_SOURCE TEXT:_
> The general naming convention as far as variable names go is camelcased with 
> the name starting with a lower case letter - this includes constants. Most of 
> Phobos follows this, and the parts that
haven't been have been moving towards it. There are likely to be a few 
exceptions, but on the whole, that's how it's supposed to be. Type names are 
the same, except they start with an upper case
letter (this includes enum names - the enum values are capitalized the same as 
any other variables however). That's the way it has been, and that's the way 
that it's pretty much guaranteed to stay.


I don't like the idea that enum values (which are constants) would also be 
camelCased; I think they should be PascalCased. Why? Simply because something 
like:

enum InteropKind
{
    import,
    export
}

won't compile. Furthermore, these aren't "variables" (they can't vary *at all*, 
even through casts -- unlike immutables) so I think enum values should be 
CamelCased.

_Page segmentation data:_
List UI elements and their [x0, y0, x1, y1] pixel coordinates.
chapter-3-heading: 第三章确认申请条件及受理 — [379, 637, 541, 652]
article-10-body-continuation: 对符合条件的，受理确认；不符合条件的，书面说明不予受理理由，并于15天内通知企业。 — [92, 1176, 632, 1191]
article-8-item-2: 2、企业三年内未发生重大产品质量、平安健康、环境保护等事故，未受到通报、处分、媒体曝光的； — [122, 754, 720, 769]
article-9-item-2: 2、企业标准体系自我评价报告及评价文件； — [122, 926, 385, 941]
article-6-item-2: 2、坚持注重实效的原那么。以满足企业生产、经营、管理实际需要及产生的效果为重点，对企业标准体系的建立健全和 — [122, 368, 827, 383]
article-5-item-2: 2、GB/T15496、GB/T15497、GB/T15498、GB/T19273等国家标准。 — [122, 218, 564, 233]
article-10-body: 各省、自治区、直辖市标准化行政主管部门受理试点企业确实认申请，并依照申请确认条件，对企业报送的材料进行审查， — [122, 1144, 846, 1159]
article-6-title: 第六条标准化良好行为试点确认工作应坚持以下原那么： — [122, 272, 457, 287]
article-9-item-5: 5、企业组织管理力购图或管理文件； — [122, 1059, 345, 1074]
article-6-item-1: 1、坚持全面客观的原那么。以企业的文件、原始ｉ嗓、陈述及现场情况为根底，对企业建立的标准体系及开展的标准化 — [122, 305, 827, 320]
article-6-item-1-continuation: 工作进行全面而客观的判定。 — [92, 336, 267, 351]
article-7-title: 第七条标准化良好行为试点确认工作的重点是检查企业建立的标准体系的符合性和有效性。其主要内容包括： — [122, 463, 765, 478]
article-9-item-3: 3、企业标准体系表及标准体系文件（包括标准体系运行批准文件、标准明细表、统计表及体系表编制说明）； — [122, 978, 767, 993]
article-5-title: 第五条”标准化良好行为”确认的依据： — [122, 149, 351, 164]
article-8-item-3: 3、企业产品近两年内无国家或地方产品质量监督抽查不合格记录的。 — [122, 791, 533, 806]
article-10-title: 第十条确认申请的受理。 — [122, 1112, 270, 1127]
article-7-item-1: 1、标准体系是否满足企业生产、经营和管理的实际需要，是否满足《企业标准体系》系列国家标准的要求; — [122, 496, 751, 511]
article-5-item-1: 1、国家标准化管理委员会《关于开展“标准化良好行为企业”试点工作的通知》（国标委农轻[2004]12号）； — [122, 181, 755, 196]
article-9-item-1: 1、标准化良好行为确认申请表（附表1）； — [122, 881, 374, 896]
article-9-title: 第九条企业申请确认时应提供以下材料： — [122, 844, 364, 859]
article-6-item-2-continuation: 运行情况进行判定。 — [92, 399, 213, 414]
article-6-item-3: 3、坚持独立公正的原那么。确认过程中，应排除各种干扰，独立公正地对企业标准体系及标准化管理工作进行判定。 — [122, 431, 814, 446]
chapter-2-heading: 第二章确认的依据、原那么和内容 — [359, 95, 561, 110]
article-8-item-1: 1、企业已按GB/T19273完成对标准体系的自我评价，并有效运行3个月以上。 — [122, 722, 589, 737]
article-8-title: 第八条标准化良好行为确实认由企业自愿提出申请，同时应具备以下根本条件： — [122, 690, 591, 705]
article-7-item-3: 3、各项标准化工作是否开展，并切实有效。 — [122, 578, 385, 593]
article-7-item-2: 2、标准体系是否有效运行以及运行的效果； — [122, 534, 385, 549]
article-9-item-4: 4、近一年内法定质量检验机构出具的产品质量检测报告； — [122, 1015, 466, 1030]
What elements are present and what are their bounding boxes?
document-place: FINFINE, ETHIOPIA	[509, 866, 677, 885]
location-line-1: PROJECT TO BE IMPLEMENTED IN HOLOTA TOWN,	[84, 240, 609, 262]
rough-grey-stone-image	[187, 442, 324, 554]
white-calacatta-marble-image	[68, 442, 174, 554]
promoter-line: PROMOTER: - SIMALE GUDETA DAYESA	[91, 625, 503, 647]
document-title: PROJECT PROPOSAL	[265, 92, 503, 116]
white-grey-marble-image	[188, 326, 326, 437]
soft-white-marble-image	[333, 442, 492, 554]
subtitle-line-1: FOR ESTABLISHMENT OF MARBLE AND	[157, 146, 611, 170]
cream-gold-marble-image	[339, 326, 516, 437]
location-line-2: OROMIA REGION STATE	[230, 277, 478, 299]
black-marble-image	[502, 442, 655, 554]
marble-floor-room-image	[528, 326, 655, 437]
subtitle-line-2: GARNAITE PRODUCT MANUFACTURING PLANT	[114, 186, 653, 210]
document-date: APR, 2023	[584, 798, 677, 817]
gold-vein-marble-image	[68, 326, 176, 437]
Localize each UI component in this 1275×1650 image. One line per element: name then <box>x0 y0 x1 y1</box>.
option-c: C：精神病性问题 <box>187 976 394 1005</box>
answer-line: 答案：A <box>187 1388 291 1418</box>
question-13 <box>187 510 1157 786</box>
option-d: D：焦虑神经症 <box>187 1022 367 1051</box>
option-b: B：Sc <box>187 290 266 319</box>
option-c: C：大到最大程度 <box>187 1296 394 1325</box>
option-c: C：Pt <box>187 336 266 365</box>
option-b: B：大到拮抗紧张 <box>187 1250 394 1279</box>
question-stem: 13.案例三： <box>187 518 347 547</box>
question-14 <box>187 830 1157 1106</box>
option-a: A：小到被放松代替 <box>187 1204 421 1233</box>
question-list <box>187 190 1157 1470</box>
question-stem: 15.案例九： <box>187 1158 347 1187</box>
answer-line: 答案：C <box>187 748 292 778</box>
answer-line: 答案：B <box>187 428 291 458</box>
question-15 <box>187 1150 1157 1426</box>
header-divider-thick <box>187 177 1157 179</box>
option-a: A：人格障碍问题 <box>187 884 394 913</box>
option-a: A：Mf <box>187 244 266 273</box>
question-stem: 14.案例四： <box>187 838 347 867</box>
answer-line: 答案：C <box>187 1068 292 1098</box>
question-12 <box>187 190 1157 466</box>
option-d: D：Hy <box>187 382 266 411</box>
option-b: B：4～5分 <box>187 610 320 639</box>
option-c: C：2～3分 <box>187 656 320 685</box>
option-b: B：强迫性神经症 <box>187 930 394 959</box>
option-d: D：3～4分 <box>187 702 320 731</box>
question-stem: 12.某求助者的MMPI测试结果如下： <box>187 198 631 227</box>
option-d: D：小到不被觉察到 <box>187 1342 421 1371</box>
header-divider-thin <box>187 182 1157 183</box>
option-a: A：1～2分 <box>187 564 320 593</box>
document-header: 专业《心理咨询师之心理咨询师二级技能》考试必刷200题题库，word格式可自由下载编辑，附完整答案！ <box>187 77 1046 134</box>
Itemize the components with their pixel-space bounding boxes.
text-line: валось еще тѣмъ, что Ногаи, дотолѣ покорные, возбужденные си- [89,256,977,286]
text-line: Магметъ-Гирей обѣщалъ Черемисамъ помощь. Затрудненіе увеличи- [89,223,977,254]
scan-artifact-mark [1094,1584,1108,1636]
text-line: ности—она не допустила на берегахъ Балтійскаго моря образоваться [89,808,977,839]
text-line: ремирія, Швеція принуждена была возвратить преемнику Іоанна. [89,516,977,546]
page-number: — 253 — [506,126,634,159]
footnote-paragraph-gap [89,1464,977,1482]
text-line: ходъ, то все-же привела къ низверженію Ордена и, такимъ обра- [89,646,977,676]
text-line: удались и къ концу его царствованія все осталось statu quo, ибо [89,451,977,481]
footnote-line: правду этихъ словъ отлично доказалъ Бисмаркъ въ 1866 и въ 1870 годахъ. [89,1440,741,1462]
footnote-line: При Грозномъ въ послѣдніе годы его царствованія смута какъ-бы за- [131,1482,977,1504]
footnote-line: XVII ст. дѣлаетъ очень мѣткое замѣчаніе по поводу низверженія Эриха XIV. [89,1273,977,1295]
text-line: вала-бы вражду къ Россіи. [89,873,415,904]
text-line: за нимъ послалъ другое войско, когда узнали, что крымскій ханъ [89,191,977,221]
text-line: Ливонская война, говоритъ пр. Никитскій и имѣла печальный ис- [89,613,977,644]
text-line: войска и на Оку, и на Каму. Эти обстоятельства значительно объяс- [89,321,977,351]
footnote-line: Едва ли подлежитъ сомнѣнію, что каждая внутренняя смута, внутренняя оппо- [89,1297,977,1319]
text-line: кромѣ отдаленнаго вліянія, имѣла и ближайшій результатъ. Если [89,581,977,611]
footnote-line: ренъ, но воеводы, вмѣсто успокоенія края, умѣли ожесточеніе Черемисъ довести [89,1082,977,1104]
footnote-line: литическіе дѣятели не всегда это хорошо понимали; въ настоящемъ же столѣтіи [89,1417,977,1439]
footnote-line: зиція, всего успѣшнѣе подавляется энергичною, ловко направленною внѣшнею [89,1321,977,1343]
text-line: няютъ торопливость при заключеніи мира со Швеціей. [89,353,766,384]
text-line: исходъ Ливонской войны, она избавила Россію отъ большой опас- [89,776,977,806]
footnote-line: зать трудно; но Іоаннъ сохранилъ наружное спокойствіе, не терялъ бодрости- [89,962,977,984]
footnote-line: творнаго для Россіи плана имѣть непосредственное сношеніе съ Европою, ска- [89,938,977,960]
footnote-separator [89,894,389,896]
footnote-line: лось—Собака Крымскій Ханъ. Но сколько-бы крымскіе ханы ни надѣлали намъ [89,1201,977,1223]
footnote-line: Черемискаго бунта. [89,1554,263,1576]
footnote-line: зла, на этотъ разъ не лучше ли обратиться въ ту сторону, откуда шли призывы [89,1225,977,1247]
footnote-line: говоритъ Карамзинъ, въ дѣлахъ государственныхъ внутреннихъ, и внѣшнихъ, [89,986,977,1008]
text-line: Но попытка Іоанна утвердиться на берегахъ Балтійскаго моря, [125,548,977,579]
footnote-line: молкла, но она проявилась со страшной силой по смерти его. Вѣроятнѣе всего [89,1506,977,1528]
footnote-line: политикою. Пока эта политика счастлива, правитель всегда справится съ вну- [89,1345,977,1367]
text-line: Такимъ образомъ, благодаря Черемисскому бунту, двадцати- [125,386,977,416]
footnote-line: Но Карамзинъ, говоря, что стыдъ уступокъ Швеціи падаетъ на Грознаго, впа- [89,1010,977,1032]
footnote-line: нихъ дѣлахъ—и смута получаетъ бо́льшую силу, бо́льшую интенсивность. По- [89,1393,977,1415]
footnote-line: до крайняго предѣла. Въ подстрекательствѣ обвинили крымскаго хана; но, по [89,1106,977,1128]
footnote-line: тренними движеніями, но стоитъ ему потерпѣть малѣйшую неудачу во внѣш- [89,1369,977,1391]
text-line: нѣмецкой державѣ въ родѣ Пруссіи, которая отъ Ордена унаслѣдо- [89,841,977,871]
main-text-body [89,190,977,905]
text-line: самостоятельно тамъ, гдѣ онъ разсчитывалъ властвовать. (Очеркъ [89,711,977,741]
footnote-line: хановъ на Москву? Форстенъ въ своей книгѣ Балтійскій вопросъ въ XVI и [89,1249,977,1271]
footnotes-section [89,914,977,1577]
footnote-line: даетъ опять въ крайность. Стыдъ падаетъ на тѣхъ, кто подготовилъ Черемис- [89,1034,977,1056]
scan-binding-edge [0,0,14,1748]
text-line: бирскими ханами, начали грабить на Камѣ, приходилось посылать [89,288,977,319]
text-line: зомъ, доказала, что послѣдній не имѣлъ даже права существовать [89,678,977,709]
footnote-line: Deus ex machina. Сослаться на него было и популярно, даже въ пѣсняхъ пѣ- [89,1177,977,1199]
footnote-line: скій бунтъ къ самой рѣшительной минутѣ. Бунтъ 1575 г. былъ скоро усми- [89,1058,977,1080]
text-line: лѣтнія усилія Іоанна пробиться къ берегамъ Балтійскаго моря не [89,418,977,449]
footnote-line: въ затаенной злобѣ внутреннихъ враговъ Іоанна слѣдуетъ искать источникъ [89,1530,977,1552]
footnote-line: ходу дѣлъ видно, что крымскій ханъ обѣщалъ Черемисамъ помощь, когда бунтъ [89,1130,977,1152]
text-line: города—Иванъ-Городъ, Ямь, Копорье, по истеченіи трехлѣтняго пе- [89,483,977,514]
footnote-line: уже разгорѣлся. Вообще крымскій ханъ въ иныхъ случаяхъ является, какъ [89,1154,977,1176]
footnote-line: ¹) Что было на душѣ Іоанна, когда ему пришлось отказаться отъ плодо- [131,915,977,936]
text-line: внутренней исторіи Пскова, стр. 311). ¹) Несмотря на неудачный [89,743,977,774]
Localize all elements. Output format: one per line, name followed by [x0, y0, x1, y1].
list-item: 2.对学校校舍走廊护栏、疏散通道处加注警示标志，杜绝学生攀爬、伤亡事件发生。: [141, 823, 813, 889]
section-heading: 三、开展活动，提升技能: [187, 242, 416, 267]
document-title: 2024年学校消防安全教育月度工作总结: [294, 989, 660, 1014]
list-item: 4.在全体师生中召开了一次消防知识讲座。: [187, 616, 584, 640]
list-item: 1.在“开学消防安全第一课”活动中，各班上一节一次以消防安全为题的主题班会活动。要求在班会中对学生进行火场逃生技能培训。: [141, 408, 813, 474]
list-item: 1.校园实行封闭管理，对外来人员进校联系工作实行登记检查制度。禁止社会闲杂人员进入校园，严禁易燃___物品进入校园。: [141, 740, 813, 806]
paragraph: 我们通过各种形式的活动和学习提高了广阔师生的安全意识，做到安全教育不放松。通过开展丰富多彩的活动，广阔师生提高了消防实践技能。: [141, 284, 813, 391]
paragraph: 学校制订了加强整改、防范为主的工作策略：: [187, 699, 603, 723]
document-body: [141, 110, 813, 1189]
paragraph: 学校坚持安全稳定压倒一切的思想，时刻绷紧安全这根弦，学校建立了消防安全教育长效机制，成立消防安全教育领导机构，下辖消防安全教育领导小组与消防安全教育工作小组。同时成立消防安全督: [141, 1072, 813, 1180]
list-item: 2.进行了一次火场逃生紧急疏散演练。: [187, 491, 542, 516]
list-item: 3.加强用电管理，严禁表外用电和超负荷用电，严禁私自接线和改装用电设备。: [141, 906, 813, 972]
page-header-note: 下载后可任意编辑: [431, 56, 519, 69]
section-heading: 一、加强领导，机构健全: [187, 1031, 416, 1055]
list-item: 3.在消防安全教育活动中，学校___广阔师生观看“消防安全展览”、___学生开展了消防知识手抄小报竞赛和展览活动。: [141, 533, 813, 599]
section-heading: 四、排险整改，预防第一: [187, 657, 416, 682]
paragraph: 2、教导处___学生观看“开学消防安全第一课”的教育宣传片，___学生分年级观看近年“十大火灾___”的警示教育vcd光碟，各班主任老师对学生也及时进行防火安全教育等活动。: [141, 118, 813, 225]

_WHAT THIS EXERCISE ASKS:_
[1] Answer these about the text on Phobos naming conventions:
(a) According to the quoted part, what case do variable names use, and what letter do they start with?
(b) How do type names differ from variable names?
(c) Which two enum member names in the reply's example are said not to compile?
[2] Write a continuation of the text on Phobos naming conventions, starting after its final sentence.
Nothing in the data is needed.

_ANSWERS BY ITEM:_
[1]
(a) Camelcase, starting with a lower case letter.
(b) Type names start with an upper case letter.
(c) import and export.

[2]
(PLEASE DO NOT USE ALL CAPS as it has no real benefit, and since it needlessly 
forces the use of underscores.)


Another issue: Whatever the naming scheme is, please make sure that it's 
_specific enough_ that it won't conflict with other imports through reasonable 
use. E.g. don't make a function in std.path
called getName() to get a file's name, because someone who's unaware of this 
could easily call getName() for a totally different module (say, 
hypothetically, on an Exception) and it would confuse
the heck out of the reader. In this case, I'd say it should be getFileName().


If there's a lot of good choices, then I'd say that using a camelCased version 
of what Microsoft does in .NET would be a good idea; e.g. getFullPath(), 
isPathRooted(), getTempFileName(),
getDirectoryName(), etc.


Just my take on this... any thoughts?